• GIVEN PROBLEM
Transcribe exactly the entries from the "Extract all readable text from this page." line to the end, both included, minus pictures.

• THE DATA

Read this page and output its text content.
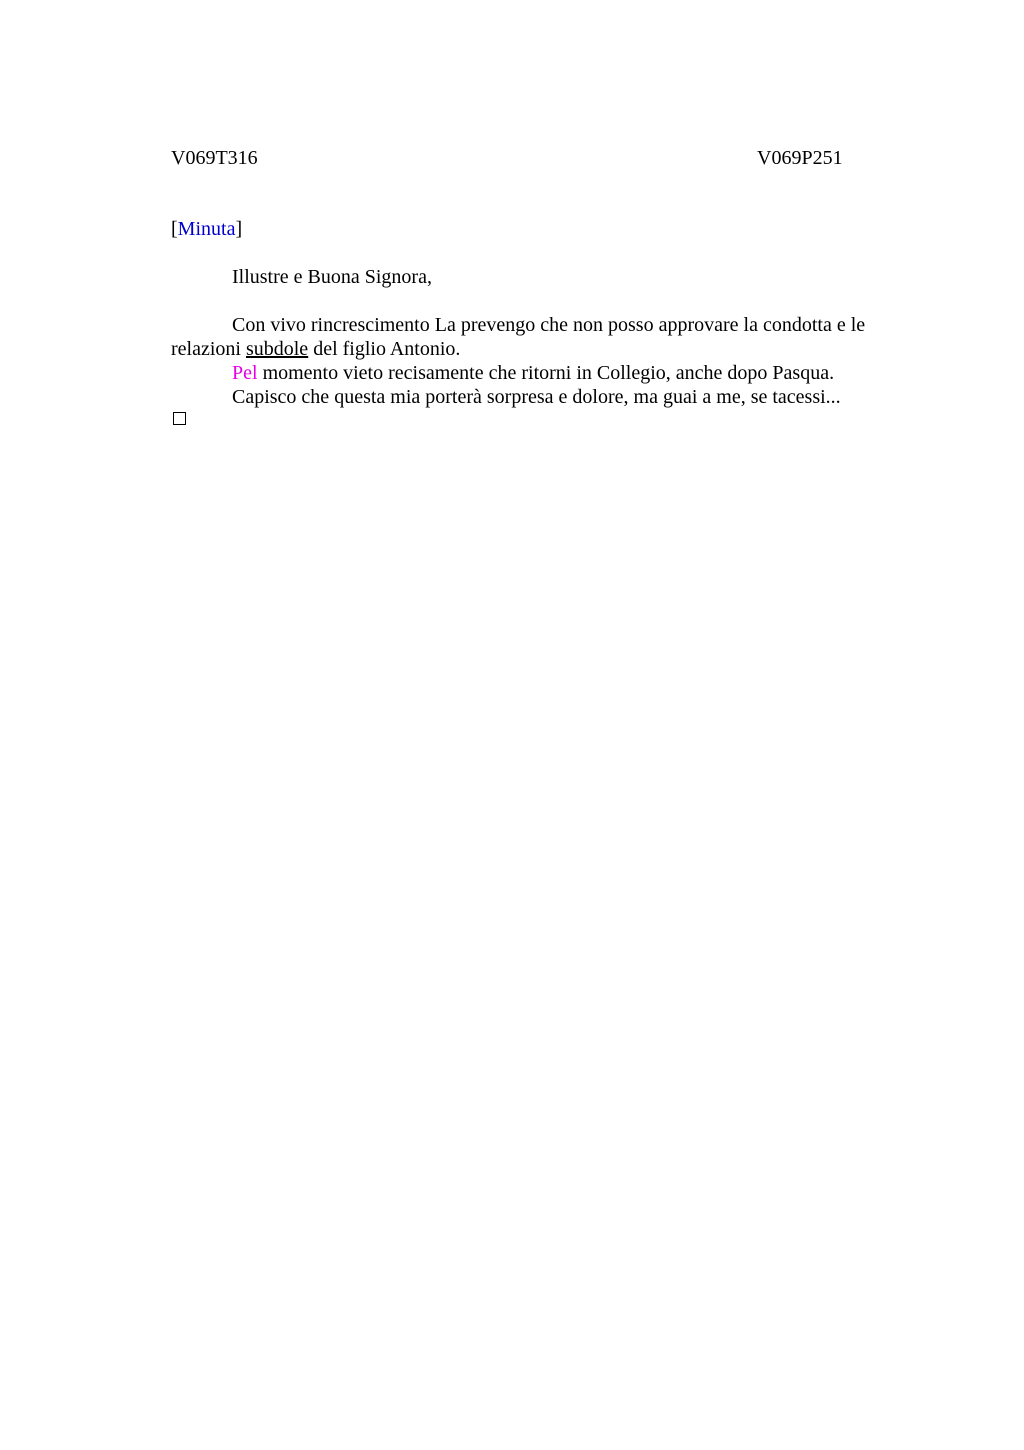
V069T316	V069P251
[Minuta]

Illustre e Buona Signora,

Con vivo rincrescimento La prevengo che non posso approvare la condotta e le relazioni subdole del figlio Antonio.

Pel momento vieto recisamente che ritorni in Collegio, anche dopo Pasqua.

Capisco che questa mia porterà sorpresa e dolore, ma guai a me, se tacessi...
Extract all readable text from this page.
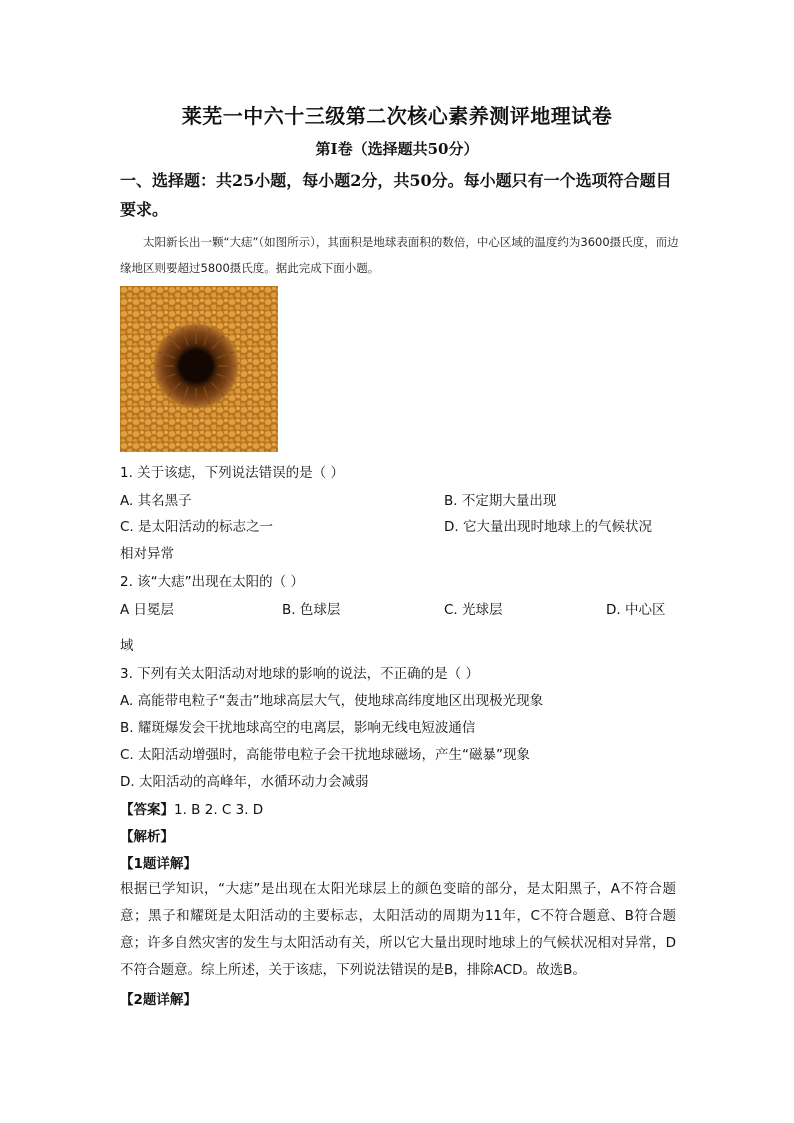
莱芜一中六十三级第二次核心素养测评地理试卷
第Ⅰ卷（选择题共50分）
一、选择题：共25小题，每小题2分，共50分。每小题只有一个选项符合题目要求。
太阳新长出一颗“大痣”（如图所示），其面积是地球表面积的数倍，中心区域的温度约为3600摄氏度，而边缘地区则要超过5800摄氏度。据此完成下面小题。
1. 关于该痣，下列说法错误的是（ ）
A. 其名黑子	B. 不定期大量出现
C. 是太阳活动的标志之一	D. 它大量出现时地球上的气候状况
相对异常
2. 该“大痣”出现在太阳的（ ）
A 日冕层	B. 色球层	C. 光球层	D. 中心区
域
3. 下列有关太阳活动对地球的影响的说法，不正确的是（ ）
A. 高能带电粒子“轰击”地球高层大气，使地球高纬度地区出现极光现象
B. 耀斑爆发会干扰地球高空的电离层，影响无线电短波通信
C. 太阳活动增强时，高能带电粒子会干扰地球磁场，产生“磁暴”现象
D. 太阳活动的高峰年，水循环动力会减弱
【答案】1. B 2. C 3. D
【解析】
【1题详解】
根据已学知识，“大痣”是出现在太阳光球层上的颜色变暗的部分，是太阳黑子，A不符合题意；黑子和耀斑是太阳活动的主要标志，太阳活动的周期为11年，C不符合题意、B符合题意；许多自然灾害的发生与太阳活动有关，所以它大量出现时地球上的气候状况相对异常，D不符合题意。综上所述，关于该痣，下列说法错误的是B，排除ACD。故选B。
【2题详解】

• ANSWER FOR THE TASK
Extract all readable text from this page.
莱芜一中六十三级第二次核心素养测评地理试卷
第Ⅰ卷（选择题共50分）
一、选择题：共25小题，每小题2分，共50分。每小题只有一个选项符合题目要求。
太阳新长出一颗“大痣”（如图所示），其面积是地球表面积的数倍，中心区域的温度约为3600摄氏度，而边缘地区则要超过5800摄氏度。据此完成下面小题。
1. 关于该痣，下列说法错误的是（ ）
A. 其名黑子	B. 不定期大量出现
C. 是太阳活动的标志之一	D. 它大量出现时地球上的气候状况
相对异常
2. 该“大痣”出现在太阳的（ ）
A 日冕层	B. 色球层	C. 光球层	D. 中心区
域
3. 下列有关太阳活动对地球的影响的说法，不正确的是（ ）
A. 高能带电粒子“轰击”地球高层大气，使地球高纬度地区出现极光现象
B. 耀斑爆发会干扰地球高空的电离层，影响无线电短波通信
C. 太阳活动增强时，高能带电粒子会干扰地球磁场，产生“磁暴”现象
D. 太阳活动的高峰年，水循环动力会减弱
【答案】1. B 2. C 3. D
【解析】
【1题详解】
根据已学知识，“大痣”是出现在太阳光球层上的颜色变暗的部分，是太阳黑子，A不符合题意；黑子和耀斑是太阳活动的主要标志，太阳活动的周期为11年，C不符合题意、B符合题意；许多自然灾害的发生与太阳活动有关，所以它大量出现时地球上的气候状况相对异常，D不符合题意。综上所述，关于该痣，下列说法错误的是B，排除ACD。故选B。
【2题详解】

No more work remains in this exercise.